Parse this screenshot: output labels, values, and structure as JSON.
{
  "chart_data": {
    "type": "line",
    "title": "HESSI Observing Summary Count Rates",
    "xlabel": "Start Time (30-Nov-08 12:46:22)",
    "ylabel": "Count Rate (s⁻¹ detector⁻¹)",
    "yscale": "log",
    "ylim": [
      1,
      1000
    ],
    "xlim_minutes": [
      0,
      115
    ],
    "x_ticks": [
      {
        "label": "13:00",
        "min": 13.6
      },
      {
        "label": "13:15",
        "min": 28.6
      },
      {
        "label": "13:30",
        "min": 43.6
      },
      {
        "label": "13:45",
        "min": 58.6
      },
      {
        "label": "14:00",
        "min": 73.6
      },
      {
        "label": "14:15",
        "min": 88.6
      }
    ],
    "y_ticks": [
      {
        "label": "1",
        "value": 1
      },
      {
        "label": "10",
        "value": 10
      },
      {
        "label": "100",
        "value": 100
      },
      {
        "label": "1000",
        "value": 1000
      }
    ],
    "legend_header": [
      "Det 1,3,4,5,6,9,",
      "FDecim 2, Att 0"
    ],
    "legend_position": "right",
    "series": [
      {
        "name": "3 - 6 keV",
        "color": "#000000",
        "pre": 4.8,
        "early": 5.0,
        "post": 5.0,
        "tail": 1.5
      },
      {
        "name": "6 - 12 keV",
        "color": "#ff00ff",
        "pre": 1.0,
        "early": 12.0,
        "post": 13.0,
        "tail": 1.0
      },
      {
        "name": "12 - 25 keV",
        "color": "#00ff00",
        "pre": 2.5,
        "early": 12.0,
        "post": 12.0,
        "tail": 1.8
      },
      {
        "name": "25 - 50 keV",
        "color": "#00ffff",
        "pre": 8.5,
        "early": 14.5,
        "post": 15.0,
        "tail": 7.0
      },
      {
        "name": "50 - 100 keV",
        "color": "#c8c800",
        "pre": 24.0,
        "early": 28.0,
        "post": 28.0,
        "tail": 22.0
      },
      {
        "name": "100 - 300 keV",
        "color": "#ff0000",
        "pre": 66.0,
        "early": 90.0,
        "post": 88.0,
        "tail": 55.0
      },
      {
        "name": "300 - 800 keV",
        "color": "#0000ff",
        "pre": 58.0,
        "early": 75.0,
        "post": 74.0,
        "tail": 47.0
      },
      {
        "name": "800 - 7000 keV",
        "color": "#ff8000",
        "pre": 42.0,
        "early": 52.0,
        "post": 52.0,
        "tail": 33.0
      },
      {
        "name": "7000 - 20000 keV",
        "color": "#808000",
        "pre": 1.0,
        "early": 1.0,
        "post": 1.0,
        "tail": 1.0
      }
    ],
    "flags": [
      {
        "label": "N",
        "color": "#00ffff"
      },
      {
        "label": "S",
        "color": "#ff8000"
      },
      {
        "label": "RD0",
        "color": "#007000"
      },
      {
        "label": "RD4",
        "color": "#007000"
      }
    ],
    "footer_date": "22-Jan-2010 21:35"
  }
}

### WRITTEN EXERCISE
Exactly how many lines contain "name"? State the number and nothing else.

### ANSWER FOR THIS EXERCISE
9